WHAT THE TASK ASKS » From the entries below, copy every line where the string "Read" appears.

ENTRIES SUPPLIED »
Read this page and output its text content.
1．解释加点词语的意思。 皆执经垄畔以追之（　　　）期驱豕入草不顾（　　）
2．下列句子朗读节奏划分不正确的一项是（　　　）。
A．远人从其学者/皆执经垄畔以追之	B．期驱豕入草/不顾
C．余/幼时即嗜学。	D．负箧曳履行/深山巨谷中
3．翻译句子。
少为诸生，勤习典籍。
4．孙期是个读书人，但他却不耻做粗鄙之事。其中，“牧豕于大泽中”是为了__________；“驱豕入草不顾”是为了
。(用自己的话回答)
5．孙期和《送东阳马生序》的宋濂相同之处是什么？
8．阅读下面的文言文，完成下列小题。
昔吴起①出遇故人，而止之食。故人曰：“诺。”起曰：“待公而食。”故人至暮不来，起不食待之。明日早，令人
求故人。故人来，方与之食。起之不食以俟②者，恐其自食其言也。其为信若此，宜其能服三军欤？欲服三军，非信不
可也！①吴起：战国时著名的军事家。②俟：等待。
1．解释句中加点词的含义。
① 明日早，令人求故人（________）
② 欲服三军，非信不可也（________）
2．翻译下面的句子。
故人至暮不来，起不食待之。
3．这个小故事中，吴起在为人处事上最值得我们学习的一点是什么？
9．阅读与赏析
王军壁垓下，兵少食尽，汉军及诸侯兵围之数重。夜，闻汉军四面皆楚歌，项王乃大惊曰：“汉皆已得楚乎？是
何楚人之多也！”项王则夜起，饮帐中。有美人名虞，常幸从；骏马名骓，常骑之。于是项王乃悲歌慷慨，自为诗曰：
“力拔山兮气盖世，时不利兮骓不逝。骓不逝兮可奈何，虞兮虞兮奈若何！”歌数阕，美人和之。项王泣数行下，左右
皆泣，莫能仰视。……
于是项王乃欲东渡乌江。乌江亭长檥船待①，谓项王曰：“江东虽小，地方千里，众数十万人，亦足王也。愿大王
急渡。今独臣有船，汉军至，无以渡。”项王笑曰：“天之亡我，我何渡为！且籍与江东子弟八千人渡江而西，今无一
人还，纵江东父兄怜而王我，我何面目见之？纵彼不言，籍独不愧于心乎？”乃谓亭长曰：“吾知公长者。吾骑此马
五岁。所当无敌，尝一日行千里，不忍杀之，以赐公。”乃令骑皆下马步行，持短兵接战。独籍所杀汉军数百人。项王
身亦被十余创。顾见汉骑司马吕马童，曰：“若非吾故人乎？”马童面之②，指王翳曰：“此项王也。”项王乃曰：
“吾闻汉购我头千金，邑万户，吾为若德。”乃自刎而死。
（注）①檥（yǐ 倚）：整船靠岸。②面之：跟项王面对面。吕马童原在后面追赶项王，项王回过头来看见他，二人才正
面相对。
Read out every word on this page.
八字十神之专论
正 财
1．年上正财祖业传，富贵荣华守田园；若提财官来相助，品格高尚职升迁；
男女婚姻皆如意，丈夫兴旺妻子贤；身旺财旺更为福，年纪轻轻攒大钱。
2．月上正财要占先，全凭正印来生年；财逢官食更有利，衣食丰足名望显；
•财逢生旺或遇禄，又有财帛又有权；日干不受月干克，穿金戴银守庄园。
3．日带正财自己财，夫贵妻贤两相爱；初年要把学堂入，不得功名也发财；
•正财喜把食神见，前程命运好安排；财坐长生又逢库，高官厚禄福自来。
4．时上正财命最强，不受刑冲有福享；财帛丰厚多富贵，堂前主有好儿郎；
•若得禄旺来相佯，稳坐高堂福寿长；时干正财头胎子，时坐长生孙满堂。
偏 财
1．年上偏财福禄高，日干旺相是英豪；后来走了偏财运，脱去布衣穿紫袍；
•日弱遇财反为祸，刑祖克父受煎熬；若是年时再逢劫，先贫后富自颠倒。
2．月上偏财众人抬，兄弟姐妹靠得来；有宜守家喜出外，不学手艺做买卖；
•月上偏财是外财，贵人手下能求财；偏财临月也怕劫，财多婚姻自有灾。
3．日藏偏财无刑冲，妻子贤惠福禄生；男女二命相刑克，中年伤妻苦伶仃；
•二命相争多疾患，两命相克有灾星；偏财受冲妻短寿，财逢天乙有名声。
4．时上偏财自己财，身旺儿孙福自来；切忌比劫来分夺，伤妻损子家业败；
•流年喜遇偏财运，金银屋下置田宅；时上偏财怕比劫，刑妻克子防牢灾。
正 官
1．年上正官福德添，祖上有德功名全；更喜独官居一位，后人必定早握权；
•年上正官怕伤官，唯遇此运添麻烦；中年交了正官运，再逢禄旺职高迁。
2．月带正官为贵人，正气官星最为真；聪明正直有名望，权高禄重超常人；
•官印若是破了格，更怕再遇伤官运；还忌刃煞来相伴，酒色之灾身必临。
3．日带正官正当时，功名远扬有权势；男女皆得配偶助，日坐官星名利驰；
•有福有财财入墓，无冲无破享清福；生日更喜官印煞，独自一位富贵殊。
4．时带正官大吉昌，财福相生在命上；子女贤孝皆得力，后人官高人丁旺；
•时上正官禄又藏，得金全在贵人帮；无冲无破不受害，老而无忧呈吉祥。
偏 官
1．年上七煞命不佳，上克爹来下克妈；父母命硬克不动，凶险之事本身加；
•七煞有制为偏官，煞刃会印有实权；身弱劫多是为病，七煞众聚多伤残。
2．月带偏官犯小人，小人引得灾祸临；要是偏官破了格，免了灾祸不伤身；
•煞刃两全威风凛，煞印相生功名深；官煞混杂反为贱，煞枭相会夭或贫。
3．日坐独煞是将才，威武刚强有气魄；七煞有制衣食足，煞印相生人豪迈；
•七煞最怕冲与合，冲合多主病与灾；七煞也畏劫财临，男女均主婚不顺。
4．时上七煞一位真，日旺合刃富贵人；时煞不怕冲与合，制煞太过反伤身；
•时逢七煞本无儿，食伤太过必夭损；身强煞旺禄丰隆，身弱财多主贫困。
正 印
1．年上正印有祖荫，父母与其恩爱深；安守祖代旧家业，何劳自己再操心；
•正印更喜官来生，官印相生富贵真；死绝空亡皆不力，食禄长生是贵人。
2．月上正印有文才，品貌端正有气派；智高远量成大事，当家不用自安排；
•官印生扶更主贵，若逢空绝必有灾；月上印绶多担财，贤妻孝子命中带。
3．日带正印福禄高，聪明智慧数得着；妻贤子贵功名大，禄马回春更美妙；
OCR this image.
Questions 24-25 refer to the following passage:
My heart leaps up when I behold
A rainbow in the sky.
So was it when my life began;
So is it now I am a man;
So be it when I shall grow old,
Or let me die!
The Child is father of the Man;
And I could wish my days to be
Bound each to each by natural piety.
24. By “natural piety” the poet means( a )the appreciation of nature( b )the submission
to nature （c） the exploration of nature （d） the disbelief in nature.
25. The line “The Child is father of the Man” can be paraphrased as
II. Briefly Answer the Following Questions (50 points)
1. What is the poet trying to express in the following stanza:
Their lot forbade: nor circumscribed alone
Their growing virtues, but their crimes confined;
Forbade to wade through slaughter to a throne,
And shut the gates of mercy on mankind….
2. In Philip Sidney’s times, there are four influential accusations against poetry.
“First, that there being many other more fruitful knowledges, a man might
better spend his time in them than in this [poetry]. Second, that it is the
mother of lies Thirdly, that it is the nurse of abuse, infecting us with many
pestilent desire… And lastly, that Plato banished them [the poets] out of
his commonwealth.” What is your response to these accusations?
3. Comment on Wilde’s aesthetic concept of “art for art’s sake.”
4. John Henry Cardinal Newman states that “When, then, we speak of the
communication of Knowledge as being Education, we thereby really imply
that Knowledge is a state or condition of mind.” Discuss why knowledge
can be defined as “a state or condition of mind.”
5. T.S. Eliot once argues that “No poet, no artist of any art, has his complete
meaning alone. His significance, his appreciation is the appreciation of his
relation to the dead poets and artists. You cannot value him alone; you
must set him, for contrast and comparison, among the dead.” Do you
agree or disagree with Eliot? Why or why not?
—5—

OUTPUT »
Read this page and output its text content.
Read out every word on this page.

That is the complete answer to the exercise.